··· Listed records

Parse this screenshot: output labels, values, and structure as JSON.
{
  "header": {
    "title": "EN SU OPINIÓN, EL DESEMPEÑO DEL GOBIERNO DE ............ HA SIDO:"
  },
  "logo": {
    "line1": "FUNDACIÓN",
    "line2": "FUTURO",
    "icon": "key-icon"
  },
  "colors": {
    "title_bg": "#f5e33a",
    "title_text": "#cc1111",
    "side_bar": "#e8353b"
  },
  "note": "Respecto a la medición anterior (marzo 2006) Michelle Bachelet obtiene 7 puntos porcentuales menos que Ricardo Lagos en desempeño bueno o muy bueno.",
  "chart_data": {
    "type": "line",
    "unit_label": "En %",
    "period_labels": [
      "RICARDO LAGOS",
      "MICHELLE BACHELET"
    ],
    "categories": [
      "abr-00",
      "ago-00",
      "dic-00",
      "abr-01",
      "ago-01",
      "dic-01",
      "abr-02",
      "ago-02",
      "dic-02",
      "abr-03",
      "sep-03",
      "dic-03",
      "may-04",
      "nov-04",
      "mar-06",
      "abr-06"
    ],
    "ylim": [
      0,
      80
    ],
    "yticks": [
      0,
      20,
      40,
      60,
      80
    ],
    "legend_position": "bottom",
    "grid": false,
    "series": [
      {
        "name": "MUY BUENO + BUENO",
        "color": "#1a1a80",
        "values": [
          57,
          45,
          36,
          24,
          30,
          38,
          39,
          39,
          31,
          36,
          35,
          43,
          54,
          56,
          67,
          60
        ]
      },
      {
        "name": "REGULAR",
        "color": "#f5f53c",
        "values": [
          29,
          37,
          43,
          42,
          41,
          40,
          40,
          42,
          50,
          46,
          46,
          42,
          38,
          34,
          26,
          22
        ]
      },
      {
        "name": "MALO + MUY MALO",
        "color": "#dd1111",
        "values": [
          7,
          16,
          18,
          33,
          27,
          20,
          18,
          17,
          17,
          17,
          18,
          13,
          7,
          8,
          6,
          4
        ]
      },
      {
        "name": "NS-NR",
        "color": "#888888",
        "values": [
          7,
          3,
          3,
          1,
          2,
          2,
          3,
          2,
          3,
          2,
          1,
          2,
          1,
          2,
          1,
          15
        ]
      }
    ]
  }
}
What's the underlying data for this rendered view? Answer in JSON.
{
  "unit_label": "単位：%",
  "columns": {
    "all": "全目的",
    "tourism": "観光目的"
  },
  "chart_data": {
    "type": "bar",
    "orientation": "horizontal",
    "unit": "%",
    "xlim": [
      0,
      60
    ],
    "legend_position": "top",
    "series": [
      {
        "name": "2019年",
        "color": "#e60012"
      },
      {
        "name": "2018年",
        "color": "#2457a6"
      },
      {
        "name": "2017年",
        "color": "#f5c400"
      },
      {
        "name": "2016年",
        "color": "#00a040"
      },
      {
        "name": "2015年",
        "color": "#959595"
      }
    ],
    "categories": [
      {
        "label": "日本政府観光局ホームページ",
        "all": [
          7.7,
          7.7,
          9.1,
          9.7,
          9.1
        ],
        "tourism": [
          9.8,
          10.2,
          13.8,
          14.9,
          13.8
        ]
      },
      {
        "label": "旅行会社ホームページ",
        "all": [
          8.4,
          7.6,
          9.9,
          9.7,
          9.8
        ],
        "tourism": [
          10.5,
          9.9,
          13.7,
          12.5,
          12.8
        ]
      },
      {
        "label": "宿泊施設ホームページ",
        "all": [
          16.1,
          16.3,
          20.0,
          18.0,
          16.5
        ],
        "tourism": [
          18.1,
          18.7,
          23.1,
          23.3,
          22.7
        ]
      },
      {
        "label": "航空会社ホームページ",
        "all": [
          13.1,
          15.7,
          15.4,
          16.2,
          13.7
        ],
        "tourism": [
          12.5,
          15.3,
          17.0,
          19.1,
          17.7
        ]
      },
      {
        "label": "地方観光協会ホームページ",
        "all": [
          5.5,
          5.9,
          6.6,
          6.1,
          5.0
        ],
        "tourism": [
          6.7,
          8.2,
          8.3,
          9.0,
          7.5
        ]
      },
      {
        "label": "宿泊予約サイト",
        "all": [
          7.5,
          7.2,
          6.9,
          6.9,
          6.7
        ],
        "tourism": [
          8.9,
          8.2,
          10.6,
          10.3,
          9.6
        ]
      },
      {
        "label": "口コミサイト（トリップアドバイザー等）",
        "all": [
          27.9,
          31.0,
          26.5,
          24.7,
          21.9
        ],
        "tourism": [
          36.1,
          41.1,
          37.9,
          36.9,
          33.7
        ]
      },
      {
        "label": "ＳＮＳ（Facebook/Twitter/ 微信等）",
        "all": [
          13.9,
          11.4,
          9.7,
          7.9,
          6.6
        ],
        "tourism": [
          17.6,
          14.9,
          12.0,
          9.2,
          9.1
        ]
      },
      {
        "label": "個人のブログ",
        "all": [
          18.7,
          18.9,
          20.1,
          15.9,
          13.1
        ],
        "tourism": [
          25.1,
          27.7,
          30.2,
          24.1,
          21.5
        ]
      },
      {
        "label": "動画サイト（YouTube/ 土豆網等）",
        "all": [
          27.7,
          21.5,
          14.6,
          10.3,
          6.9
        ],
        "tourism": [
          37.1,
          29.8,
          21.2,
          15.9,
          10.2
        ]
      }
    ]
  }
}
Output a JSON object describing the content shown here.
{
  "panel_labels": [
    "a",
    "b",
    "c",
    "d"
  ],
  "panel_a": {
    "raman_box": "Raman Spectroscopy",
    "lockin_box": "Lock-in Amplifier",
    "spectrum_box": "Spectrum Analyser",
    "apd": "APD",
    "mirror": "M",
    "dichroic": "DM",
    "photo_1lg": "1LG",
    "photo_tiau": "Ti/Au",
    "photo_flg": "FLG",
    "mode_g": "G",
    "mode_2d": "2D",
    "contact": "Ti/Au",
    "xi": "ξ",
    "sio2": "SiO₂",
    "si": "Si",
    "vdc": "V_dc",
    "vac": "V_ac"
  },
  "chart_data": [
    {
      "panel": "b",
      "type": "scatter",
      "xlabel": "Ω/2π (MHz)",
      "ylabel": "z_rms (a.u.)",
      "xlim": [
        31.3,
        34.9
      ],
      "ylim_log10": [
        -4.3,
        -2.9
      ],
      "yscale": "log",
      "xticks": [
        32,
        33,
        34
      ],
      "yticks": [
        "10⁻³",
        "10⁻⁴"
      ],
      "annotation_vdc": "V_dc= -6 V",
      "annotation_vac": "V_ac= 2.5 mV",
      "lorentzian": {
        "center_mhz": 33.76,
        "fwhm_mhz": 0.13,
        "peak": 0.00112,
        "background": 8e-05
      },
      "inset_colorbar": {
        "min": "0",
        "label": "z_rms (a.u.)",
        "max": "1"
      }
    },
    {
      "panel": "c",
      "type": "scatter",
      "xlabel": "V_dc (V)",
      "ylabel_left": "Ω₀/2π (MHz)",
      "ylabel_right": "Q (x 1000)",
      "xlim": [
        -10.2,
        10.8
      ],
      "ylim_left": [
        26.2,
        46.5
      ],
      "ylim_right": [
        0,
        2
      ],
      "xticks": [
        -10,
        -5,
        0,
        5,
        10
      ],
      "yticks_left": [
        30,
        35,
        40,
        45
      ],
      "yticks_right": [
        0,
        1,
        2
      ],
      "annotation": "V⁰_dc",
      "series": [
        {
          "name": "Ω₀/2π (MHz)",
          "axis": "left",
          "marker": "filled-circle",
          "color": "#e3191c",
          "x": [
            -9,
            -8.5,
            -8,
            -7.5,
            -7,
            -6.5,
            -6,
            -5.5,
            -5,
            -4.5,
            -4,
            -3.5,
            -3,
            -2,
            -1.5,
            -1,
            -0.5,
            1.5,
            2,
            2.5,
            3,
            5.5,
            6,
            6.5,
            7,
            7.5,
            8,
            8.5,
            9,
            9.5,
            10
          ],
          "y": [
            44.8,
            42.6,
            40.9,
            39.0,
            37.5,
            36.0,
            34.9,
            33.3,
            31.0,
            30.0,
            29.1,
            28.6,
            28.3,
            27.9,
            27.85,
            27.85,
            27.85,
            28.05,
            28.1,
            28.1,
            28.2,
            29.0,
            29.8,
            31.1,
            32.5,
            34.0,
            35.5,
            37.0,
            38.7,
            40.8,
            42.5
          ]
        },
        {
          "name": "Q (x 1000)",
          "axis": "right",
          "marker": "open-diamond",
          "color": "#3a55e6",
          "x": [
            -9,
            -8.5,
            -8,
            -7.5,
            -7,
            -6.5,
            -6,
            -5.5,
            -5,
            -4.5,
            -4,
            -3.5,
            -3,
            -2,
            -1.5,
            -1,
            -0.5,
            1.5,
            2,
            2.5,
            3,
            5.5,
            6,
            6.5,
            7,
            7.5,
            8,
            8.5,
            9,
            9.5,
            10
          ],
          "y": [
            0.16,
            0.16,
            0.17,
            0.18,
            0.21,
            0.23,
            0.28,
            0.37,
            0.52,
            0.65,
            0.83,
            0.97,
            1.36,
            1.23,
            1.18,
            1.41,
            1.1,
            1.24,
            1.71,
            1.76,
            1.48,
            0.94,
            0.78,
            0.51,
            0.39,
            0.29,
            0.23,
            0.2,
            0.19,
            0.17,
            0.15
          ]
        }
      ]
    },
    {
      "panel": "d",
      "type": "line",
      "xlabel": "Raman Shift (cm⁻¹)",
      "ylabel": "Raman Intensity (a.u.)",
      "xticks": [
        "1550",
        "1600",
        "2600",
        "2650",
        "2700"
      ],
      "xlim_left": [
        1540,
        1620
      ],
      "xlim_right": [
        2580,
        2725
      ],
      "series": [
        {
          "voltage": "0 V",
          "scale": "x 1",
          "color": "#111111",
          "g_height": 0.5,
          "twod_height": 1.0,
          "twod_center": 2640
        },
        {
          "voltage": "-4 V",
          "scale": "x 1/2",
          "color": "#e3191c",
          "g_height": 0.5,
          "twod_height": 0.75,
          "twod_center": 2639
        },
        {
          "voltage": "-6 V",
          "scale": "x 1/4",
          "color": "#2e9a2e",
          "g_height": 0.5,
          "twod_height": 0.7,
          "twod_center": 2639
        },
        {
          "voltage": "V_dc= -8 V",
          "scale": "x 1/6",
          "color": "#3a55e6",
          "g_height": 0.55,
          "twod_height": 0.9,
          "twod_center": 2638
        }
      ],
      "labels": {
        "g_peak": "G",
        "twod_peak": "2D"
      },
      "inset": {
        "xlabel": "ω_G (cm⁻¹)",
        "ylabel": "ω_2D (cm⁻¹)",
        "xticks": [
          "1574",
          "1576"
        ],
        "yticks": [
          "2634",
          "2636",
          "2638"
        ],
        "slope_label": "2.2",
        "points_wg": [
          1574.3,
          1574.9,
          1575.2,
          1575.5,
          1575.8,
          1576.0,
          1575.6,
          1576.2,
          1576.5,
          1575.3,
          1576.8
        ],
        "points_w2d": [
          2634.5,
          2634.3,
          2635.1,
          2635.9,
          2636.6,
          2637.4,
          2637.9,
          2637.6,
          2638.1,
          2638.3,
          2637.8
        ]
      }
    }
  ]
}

······

#### [Required work]
Write out every line of the data that holds the word "name".

#### [Solution to this exercise]
        "name": "MUY BUENO + BUENO",
        "name": "REGULAR",
        "name": "MALO + MUY MALO",
        "name": "NS-NR",
        "name": "2019年",
        "name": "2018年",
        "name": "2017年",
        "name": "2016年",
        "name": "2015年",
          "name": "Ω₀/2π (MHz)",
          "name": "Q (x 1000)",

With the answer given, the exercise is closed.